Your goal:
Below are records to transcribe exactly, without their pictures.

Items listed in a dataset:
::::
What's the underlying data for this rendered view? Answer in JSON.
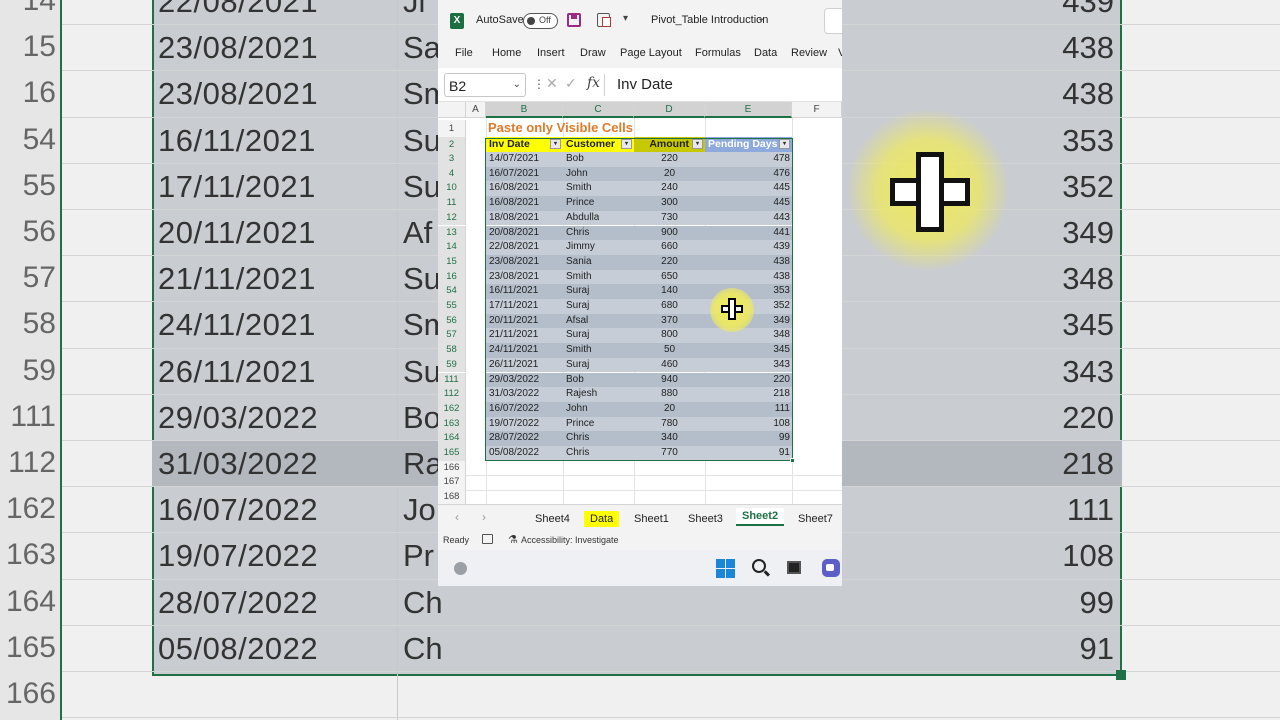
{
  "app": {
    "autosave_label": "AutoSave",
    "autosave_state": "Off",
    "doc_title": "Pivot_Table Introduction"
  },
  "ribbon_tabs": [
    "File",
    "Home",
    "Insert",
    "Draw",
    "Page Layout",
    "Formulas",
    "Data",
    "Review",
    "V"
  ],
  "formula_bar": {
    "name_box": "B2",
    "fx": "fx",
    "value": "Inv Date"
  },
  "columns": [
    "A",
    "B",
    "C",
    "D",
    "E",
    "F"
  ],
  "sheet": {
    "title": "Paste only Visible Cells",
    "title_row": "1",
    "header_row": "2",
    "headers": [
      "Inv Date",
      "Customer",
      "Amount",
      "Pending Days"
    ],
    "rows": [
      {
        "r": "3",
        "date": "14/07/2021",
        "name": "Bob",
        "amount": "220",
        "days": "478"
      },
      {
        "r": "4",
        "date": "16/07/2021",
        "name": "John",
        "amount": "20",
        "days": "476"
      },
      {
        "r": "10",
        "date": "16/08/2021",
        "name": "Smith",
        "amount": "240",
        "days": "445"
      },
      {
        "r": "11",
        "date": "16/08/2021",
        "name": "Prince",
        "amount": "300",
        "days": "445"
      },
      {
        "r": "12",
        "date": "18/08/2021",
        "name": "Abdulla",
        "amount": "730",
        "days": "443"
      },
      {
        "r": "13",
        "date": "20/08/2021",
        "name": "Chris",
        "amount": "900",
        "days": "441"
      },
      {
        "r": "14",
        "date": "22/08/2021",
        "name": "Jimmy",
        "amount": "660",
        "days": "439"
      },
      {
        "r": "15",
        "date": "23/08/2021",
        "name": "Sania",
        "amount": "220",
        "days": "438"
      },
      {
        "r": "16",
        "date": "23/08/2021",
        "name": "Smith",
        "amount": "650",
        "days": "438"
      },
      {
        "r": "54",
        "date": "16/11/2021",
        "name": "Suraj",
        "amount": "140",
        "days": "353"
      },
      {
        "r": "55",
        "date": "17/11/2021",
        "name": "Suraj",
        "amount": "680",
        "days": "352"
      },
      {
        "r": "56",
        "date": "20/11/2021",
        "name": "Afsal",
        "amount": "370",
        "days": "349"
      },
      {
        "r": "57",
        "date": "21/11/2021",
        "name": "Suraj",
        "amount": "800",
        "days": "348"
      },
      {
        "r": "58",
        "date": "24/11/2021",
        "name": "Smith",
        "amount": "50",
        "days": "345"
      },
      {
        "r": "59",
        "date": "26/11/2021",
        "name": "Suraj",
        "amount": "460",
        "days": "343"
      },
      {
        "r": "111",
        "date": "29/03/2022",
        "name": "Bob",
        "amount": "940",
        "days": "220"
      },
      {
        "r": "112",
        "date": "31/03/2022",
        "name": "Rajesh",
        "amount": "880",
        "days": "218"
      },
      {
        "r": "162",
        "date": "16/07/2022",
        "name": "John",
        "amount": "20",
        "days": "111"
      },
      {
        "r": "163",
        "date": "19/07/2022",
        "name": "Prince",
        "amount": "780",
        "days": "108"
      },
      {
        "r": "164",
        "date": "28/07/2022",
        "name": "Chris",
        "amount": "340",
        "days": "99"
      },
      {
        "r": "165",
        "date": "05/08/2022",
        "name": "Chris",
        "amount": "770",
        "days": "91"
      }
    ],
    "empty_rows": [
      "166",
      "167",
      "168"
    ]
  },
  "sheet_tabs": [
    {
      "label": "Sheet4",
      "style": "normal"
    },
    {
      "label": "Data",
      "style": "yellow"
    },
    {
      "label": "Sheet1",
      "style": "normal"
    },
    {
      "label": "Sheet3",
      "style": "normal"
    },
    {
      "label": "Sheet2",
      "style": "active"
    },
    {
      "label": "Sheet7",
      "style": "normal"
    }
  ],
  "status": {
    "ready": "Ready",
    "accessibility": "Accessibility: Investigate"
  },
  "background_zoom": {
    "rows": [
      {
        "r": "14",
        "date": "22/08/2021",
        "name": "Ji",
        "days": "439"
      },
      {
        "r": "15",
        "date": "23/08/2021",
        "name": "Sa",
        "days": "438"
      },
      {
        "r": "16",
        "date": "23/08/2021",
        "name": "Sm",
        "days": "438"
      },
      {
        "r": "54",
        "date": "16/11/2021",
        "name": "Su",
        "days": "353"
      },
      {
        "r": "55",
        "date": "17/11/2021",
        "name": "Su",
        "days": "352"
      },
      {
        "r": "56",
        "date": "20/11/2021",
        "name": "Af",
        "days": "349"
      },
      {
        "r": "57",
        "date": "21/11/2021",
        "name": "Su",
        "days": "348"
      },
      {
        "r": "58",
        "date": "24/11/2021",
        "name": "Sm",
        "days": "345"
      },
      {
        "r": "59",
        "date": "26/11/2021",
        "name": "Su",
        "days": "343"
      },
      {
        "r": "111",
        "date": "29/03/2022",
        "name": "Bo",
        "days": "220"
      },
      {
        "r": "112",
        "date": "31/03/2022",
        "name": "Ra",
        "days": "218"
      },
      {
        "r": "162",
        "date": "16/07/2022",
        "name": "Jo",
        "days": "111"
      },
      {
        "r": "163",
        "date": "19/07/2022",
        "name": "Pr",
        "days": "108"
      },
      {
        "r": "164",
        "date": "28/07/2022",
        "name": "Ch",
        "days": "99"
      },
      {
        "r": "165",
        "date": "05/08/2022",
        "name": "Ch",
        "days": "91"
      },
      {
        "r": "166",
        "date": "",
        "name": "",
        "days": ""
      }
    ]
  },
  "colors": {
    "accent": "#1e7145",
    "title_orange": "#e07b2a",
    "header_yellow": "#ffff00",
    "header_olive": "#c8c800",
    "header_blue": "#8ea9db",
    "selection": "#c6cdd6",
    "selection_dark": "#b4becb"
  }
}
::::
Reply:
What's the underlying data for this rendered view? Answer in JSON.
{
  "app": {
    "autosave_label": "AutoSave",
    "autosave_state": "Off",
    "doc_title": "Pivot_Table Introduction"
  },
  "ribbon_tabs": [
    "File",
    "Home",
    "Insert",
    "Draw",
    "Page Layout",
    "Formulas",
    "Data",
    "Review",
    "V"
  ],
  "formula_bar": {
    "name_box": "B2",
    "fx": "fx",
    "value": "Inv Date"
  },
  "columns": [
    "A",
    "B",
    "C",
    "D",
    "E",
    "F"
  ],
  "sheet": {
    "title": "Paste only Visible Cells",
    "title_row": "1",
    "header_row": "2",
    "headers": [
      "Inv Date",
      "Customer",
      "Amount",
      "Pending Days"
    ],
    "rows": [
      {
        "r": "3",
        "date": "14/07/2021",
        "name": "Bob",
        "amount": "220",
        "days": "478"
      },
      {
        "r": "4",
        "date": "16/07/2021",
        "name": "John",
        "amount": "20",
        "days": "476"
      },
      {
        "r": "10",
        "date": "16/08/2021",
        "name": "Smith",
        "amount": "240",
        "days": "445"
      },
      {
        "r": "11",
        "date": "16/08/2021",
        "name": "Prince",
        "amount": "300",
        "days": "445"
      },
      {
        "r": "12",
        "date": "18/08/2021",
        "name": "Abdulla",
        "amount": "730",
        "days": "443"
      },
      {
        "r": "13",
        "date": "20/08/2021",
        "name": "Chris",
        "amount": "900",
        "days": "441"
      },
      {
        "r": "14",
        "date": "22/08/2021",
        "name": "Jimmy",
        "amount": "660",
        "days": "439"
      },
      {
        "r": "15",
        "date": "23/08/2021",
        "name": "Sania",
        "amount": "220",
        "days": "438"
      },
      {
        "r": "16",
        "date": "23/08/2021",
        "name": "Smith",
        "amount": "650",
        "days": "438"
      },
      {
        "r": "54",
        "date": "16/11/2021",
        "name": "Suraj",
        "amount": "140",
        "days": "353"
      },
      {
        "r": "55",
        "date": "17/11/2021",
        "name": "Suraj",
        "amount": "680",
        "days": "352"
      },
      {
        "r": "56",
        "date": "20/11/2021",
        "name": "Afsal",
        "amount": "370",
        "days": "349"
      },
      {
        "r": "57",
        "date": "21/11/2021",
        "name": "Suraj",
        "amount": "800",
        "days": "348"
      },
      {
        "r": "58",
        "date": "24/11/2021",
        "name": "Smith",
        "amount": "50",
        "days": "345"
      },
      {
        "r": "59",
        "date": "26/11/2021",
        "name": "Suraj",
        "amount": "460",
        "days": "343"
      },
      {
        "r": "111",
        "date": "29/03/2022",
        "name": "Bob",
        "amount": "940",
        "days": "220"
      },
      {
        "r": "112",
        "date": "31/03/2022",
        "name": "Rajesh",
        "amount": "880",
        "days": "218"
      },
      {
        "r": "162",
        "date": "16/07/2022",
        "name": "John",
        "amount": "20",
        "days": "111"
      },
      {
        "r": "163",
        "date": "19/07/2022",
        "name": "Prince",
        "amount": "780",
        "days": "108"
      },
      {
        "r": "164",
        "date": "28/07/2022",
        "name": "Chris",
        "amount": "340",
        "days": "99"
      },
      {
        "r": "165",
        "date": "05/08/2022",
        "name": "Chris",
        "amount": "770",
        "days": "91"
      }
    ],
    "empty_rows": [
      "166",
      "167",
      "168"
    ]
  },
  "sheet_tabs": [
    {
      "label": "Sheet4",
      "style": "normal"
    },
    {
      "label": "Data",
      "style": "yellow"
    },
    {
      "label": "Sheet1",
      "style": "normal"
    },
    {
      "label": "Sheet3",
      "style": "normal"
    },
    {
      "label": "Sheet2",
      "style": "active"
    },
    {
      "label": "Sheet7",
      "style": "normal"
    }
  ],
  "status": {
    "ready": "Ready",
    "accessibility": "Accessibility: Investigate"
  },
  "background_zoom": {
    "rows": [
      {
        "r": "14",
        "date": "22/08/2021",
        "name": "Ji",
        "days": "439"
      },
      {
        "r": "15",
        "date": "23/08/2021",
        "name": "Sa",
        "days": "438"
      },
      {
        "r": "16",
        "date": "23/08/2021",
        "name": "Sm",
        "days": "438"
      },
      {
        "r": "54",
        "date": "16/11/2021",
        "name": "Su",
        "days": "353"
      },
      {
        "r": "55",
        "date": "17/11/2021",
        "name": "Su",
        "days": "352"
      },
      {
        "r": "56",
        "date": "20/11/2021",
        "name": "Af",
        "days": "349"
      },
      {
        "r": "57",
        "date": "21/11/2021",
        "name": "Su",
        "days": "348"
      },
      {
        "r": "58",
        "date": "24/11/2021",
        "name": "Sm",
        "days": "345"
      },
      {
        "r": "59",
        "date": "26/11/2021",
        "name": "Su",
        "days": "343"
      },
      {
        "r": "111",
        "date": "29/03/2022",
        "name": "Bo",
        "days": "220"
      },
      {
        "r": "112",
        "date": "31/03/2022",
        "name": "Ra",
        "days": "218"
      },
      {
        "r": "162",
        "date": "16/07/2022",
        "name": "Jo",
        "days": "111"
      },
      {
        "r": "163",
        "date": "19/07/2022",
        "name": "Pr",
        "days": "108"
      },
      {
        "r": "164",
        "date": "28/07/2022",
        "name": "Ch",
        "days": "99"
      },
      {
        "r": "165",
        "date": "05/08/2022",
        "name": "Ch",
        "days": "91"
      },
      {
        "r": "166",
        "date": "",
        "name": "",
        "days": ""
      }
    ]
  },
  "colors": {
    "accent": "#1e7145",
    "title_orange": "#e07b2a",
    "header_yellow": "#ffff00",
    "header_olive": "#c8c800",
    "header_blue": "#8ea9db",
    "selection": "#c6cdd6",
    "selection_dark": "#b4becb"
  }
}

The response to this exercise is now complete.